_Input records_:
**********
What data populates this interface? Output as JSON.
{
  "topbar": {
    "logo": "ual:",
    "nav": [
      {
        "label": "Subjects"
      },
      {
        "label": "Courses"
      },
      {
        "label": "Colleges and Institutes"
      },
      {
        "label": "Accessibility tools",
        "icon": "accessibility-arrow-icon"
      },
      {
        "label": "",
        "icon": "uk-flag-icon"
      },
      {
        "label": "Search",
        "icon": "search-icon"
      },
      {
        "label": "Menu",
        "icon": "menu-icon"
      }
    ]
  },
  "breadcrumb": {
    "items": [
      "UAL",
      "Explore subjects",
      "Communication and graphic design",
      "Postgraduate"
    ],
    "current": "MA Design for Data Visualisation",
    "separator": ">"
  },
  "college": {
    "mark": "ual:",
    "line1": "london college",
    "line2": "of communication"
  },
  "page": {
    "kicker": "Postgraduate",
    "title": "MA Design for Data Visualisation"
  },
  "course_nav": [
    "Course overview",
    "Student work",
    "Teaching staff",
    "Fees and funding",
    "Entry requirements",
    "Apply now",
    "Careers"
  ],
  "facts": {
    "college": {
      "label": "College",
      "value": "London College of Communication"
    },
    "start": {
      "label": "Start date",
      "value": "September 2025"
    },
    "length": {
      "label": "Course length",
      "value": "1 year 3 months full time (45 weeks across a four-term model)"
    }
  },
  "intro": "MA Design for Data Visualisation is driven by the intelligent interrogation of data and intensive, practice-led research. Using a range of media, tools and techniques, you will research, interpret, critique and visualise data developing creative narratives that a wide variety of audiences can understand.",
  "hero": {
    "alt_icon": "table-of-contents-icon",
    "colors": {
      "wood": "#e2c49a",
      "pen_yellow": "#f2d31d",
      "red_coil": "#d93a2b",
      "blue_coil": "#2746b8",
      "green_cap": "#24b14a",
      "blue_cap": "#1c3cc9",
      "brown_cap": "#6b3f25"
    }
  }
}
**********
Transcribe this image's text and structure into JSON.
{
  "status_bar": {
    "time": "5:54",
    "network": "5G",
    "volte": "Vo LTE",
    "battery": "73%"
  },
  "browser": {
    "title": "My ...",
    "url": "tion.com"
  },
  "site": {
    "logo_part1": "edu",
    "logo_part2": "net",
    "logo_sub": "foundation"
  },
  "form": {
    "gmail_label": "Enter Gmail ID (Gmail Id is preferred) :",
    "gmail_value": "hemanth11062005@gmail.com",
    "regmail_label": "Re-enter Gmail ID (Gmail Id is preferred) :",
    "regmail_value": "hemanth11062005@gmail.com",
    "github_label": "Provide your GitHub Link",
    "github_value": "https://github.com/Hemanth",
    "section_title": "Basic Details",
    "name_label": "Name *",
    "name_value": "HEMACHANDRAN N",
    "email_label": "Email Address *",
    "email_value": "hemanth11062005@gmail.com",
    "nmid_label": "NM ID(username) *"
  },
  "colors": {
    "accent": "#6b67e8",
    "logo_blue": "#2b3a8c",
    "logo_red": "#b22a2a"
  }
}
**********
_Problem statement_: Your task is to list each line of the records with the word "JSON".

_Solution_:
What data populates this interface? Output as JSON.
Transcribe this image's text and structure into JSON.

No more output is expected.